____ AUSZUG
# GEZ und Nintendo-Konsole



## fireblade1282 (18. Dezember 2006)

Habe leider keine passendere Stelle im Forum gefunden, aber vielleicht heiligt der Zweck die Mittel und mir kann hier jemand etwas zu folgendem Problem sagen:
Ich helfe in einem lokalen Gemeindewerk mit, das jetzt über den Jahreswechsel für die Jugendarbeit eine ganze Batterie älterer Spielekonsolen (so SNES/N64) für die jugendlichen in Betrieb nehmen will. Die GEZ sieht das nun wie immer:
Die +/- 10 Konsolen hängen an ebensovielen kleinen Fernsehern = 10 empfangsbereite Geräte. Dass die gar nicht am Kabel hängen interessiert nicht. Lediglich dass sie empfangsbereit sind... Gibt es eine Möglichkeit die Dinger auch an einen "digitalen" kleinen Monitpr zu hängen (alte 15 Zoll PC-Monitore)? Gibt es Fernseh-kompatible Monitore (vllt. von Überwachungsanlagen, die wie ein Fernseher sind, aber nicht Programme empfangen können...?)  Vielleicht hat auch jemand eine ganz andere Idee? In diesem Sinne schon mal vielen dank!

PS: Ich geh jetzt erst mal zur Kindergeldstelle und beantrage vorsorglich Kindergeld 
Ihr wisst ja...Kinder hab ich noch keine, aber ein empfangsbereites Gerät ist vorhanden... ;-]


----------



## axn (18. Dezember 2006)

Schulen und andere Einrichtungen lassen in der Regel den TV-Tuner entfernen oder den Antennenanschluss versiegeln. Fernsehfachgeschäfte sollten sowas für wenig Geld anbieten. Wichtig ist, dass sich der Zustand der Empfangsbereitschaft nicht so einfach von einem Laien wiederherstellen lässt...

mfg

axn

PS: Kenn mich mit den Konsolen nicht aus.. - Schwierig wird es, wenn die wie die ganz alten Dinger nur mit einem Ausgang für die Antenne ausgestattet sind.. Dann brauchst du den Tuner und damit die Empfangsbereitschaft, egal in welchem Gerät..


----------



## kjh (18. Dezember 2006)
________
____ AUSGANGSMATERIAL
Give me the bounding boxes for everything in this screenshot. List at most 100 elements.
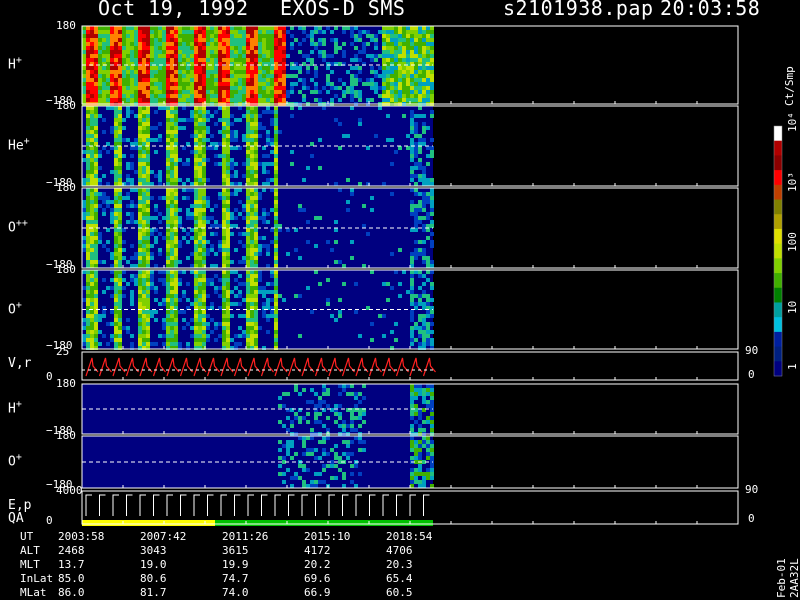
________
ZIEL DER ÜBUNG: Gib aus dem Auszug zu GEZ und Nintendo-Konsole die Stelle von "PS: Ich geh" bis "axn (18. Dezember 2006)" wortgetreu wieder.

LÖSUNG:
PS: Ich geh jetzt erst mal zur Kindergeldstelle und beantrage vorsorglich Kindergeld 
Ihr wisst ja...Kinder hab ich noch keine, aber ein empfangsbereites Gerät ist vorhanden... ;-]


----------



## axn (18. Dezember 2006)